■ DATA SUPPLIED

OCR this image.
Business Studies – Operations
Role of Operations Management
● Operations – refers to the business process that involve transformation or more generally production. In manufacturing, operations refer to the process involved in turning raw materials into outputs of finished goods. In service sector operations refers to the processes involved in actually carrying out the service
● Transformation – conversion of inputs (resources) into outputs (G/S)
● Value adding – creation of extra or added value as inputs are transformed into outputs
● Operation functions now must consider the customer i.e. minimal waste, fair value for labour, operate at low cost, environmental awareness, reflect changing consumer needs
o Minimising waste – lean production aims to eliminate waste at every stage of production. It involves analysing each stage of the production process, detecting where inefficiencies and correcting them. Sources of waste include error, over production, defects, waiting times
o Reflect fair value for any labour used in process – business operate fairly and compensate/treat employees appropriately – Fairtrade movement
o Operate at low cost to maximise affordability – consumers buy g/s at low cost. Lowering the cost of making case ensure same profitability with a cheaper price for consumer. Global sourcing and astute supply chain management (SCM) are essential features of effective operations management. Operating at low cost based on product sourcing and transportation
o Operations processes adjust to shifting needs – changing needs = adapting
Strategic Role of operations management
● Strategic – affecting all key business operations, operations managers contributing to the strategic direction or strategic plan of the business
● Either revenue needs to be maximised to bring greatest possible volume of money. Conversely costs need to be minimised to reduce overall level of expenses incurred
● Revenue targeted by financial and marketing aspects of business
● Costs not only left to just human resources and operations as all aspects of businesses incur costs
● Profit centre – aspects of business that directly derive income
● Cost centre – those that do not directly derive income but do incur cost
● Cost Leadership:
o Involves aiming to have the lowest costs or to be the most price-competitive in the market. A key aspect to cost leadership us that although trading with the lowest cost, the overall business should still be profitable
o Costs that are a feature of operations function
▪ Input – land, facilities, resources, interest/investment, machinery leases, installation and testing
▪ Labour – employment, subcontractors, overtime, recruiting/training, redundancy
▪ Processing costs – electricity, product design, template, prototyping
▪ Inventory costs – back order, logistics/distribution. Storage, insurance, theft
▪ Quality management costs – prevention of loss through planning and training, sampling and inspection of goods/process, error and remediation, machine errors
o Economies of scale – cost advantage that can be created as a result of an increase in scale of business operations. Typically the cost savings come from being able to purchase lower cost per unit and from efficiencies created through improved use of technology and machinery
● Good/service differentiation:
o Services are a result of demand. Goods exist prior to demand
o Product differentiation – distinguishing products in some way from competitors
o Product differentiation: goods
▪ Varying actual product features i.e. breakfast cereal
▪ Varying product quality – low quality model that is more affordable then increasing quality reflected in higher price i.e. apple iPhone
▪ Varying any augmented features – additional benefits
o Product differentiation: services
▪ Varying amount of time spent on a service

■ SET EXERCISE
Return the listing above word for word.

■ RESPONSE FOR THIS EXERCISE
OCR this image.
Business Studies – Operations
Role of Operations Management
● Operations – refers to the business process that involve transformation or more generally production. In manufacturing, operations refer to the process involved in turning raw materials into outputs of finished goods. In service sector operations refers to the processes involved in actually carrying out the service
● Transformation – conversion of inputs (resources) into outputs (G/S)
● Value adding – creation of extra or added value as inputs are transformed into outputs
● Operation functions now must consider the customer i.e. minimal waste, fair value for labour, operate at low cost, environmental awareness, reflect changing consumer needs
o Minimising waste – lean production aims to eliminate waste at every stage of production. It involves analysing each stage of the production process, detecting where inefficiencies and correcting them. Sources of waste include error, over production, defects, waiting times
o Reflect fair value for any labour used in process – business operate fairly and compensate/treat employees appropriately – Fairtrade movement
o Operate at low cost to maximise affordability – consumers buy g/s at low cost. Lowering the cost of making case ensure same profitability with a cheaper price for consumer. Global sourcing and astute supply chain management (SCM) are essential features of effective operations management. Operating at low cost based on product sourcing and transportation
o Operations processes adjust to shifting needs – changing needs = adapting
Strategic Role of operations management
● Strategic – affecting all key business operations, operations managers contributing to the strategic direction or strategic plan of the business
● Either revenue needs to be maximised to bring greatest possible volume of money. Conversely costs need to be minimised to reduce overall level of expenses incurred
● Revenue targeted by financial and marketing aspects of business
● Costs not only left to just human resources and operations as all aspects of businesses incur costs
● Profit centre – aspects of business that directly derive income
● Cost centre – those that do not directly derive income but do incur cost
● Cost Leadership:
o Involves aiming to have the lowest costs or to be the most price-competitive in the market. A key aspect to cost leadership us that although trading with the lowest cost, the overall business should still be profitable
o Costs that are a feature of operations function
▪ Input – land, facilities, resources, interest/investment, machinery leases, installation and testing
▪ Labour – employment, subcontractors, overtime, recruiting/training, redundancy
▪ Processing costs – electricity, product design, template, prototyping
▪ Inventory costs – back order, logistics/distribution. Storage, insurance, theft
▪ Quality management costs – prevention of loss through planning and training, sampling and inspection of goods/process, error and remediation, machine errors
o Economies of scale – cost advantage that can be created as a result of an increase in scale of business operations. Typically the cost savings come from being able to purchase lower cost per unit and from efficiencies created through improved use of technology and machinery
● Good/service differentiation:
o Services are a result of demand. Goods exist prior to demand
o Product differentiation – distinguishing products in some way from competitors
o Product differentiation: goods
▪ Varying actual product features i.e. breakfast cereal
▪ Varying product quality – low quality model that is more affordable then increasing quality reflected in higher price i.e. apple iPhone
▪ Varying any augmented features – additional benefits
o Product differentiation: services
▪ Varying amount of time spent on a service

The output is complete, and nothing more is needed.